▸ PAGE
# Gazpacho Spread



## SharonT (Jul 12, 2006)

Here's a great appetizer spread for summertime.  Heap even more chopped vegetables on top and around the sides!
Gazpacho Spread
1 (8 oz.) pkg. cream cheese, softened
1/4 cup sour cream
1/2 cup grated Cheddar cheese
2 tablespoons minced fresh cilantro
1 clove garlic, pressed
1 small tomato, seeded and chopped
1 English cucumber, peeled and chopped
2 green onions, sliced
Combine cream cheese and sour cream.  Mix well.  Stir in cheddar cheese, cilantro and garlic.  Cover and chill several hours to allow flavors to blend.  When ready to serve, mound cream cheese mixture onto a serving dish.  Top with tomatoes, onions and cucumbers.  Serve with bagel chips or baked pita chips or other crackers.


----------



## JMediger (Jul 12, 2006)

This looks really yummy - we are hosting a party for my honey's office on Sunday and I was looking for one more snack.  Perfect timeing!  Thanks for sharing!


----------



## Piccolina (Jul 12, 2006)

Looks awesome Sharon, thanks for posting this yummy recipe. I`d love to try it with pita bread or even as a sandwich spread with some grilled chicken or pork loin


----------

▸ RECORDED INFORMATION
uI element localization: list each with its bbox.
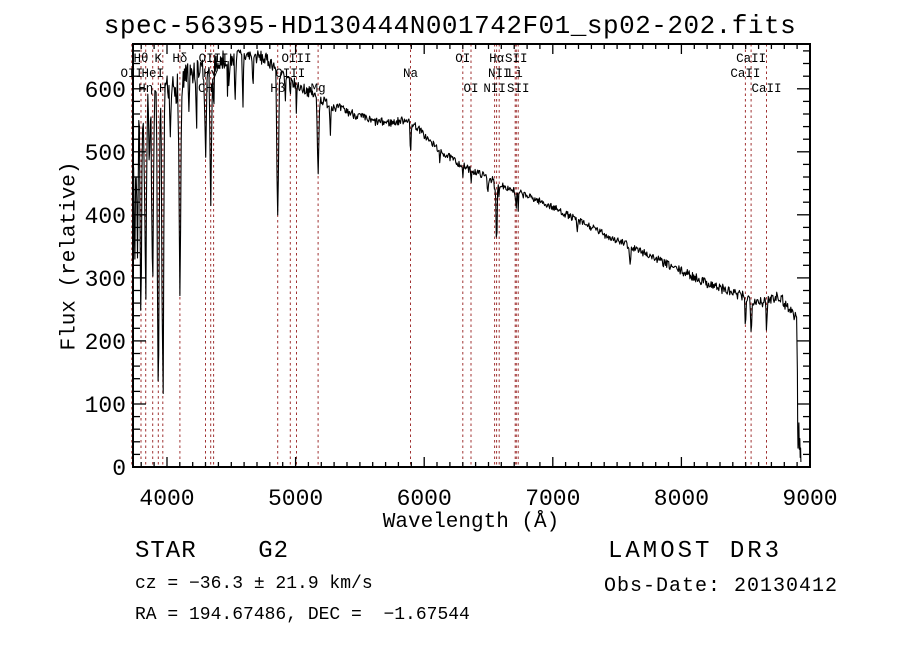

▸ THE TASKS
(1) Check each statement against the gazpacho spread thread and answer yes or no, quoting the words of the thread that decide it: (a) The cream cheese mixture is chilled for several hours. (b) The tomato is stirred into the cream cheese mixture before chilling. (c) The cucumber is peeled.
(2) Copy out the part of the gazpacho spread thread starting at "# Gazpacho Spread" and ending at "around the sides!".

▸ EXPECTED ANSWERS
(1)
(a) Yes: "Cover and chill several hours to allow flavors to blend."
(b) No: "Top with tomatoes, onions and cucumbers."
(c) Yes: "1 English cucumber, peeled and chopped"

(2)
# Gazpacho Spread



## SharonT (Jul 12, 2006)

Here's a great appetizer spread for summertime.  Heap even more chopped vegetables on top and around the sides!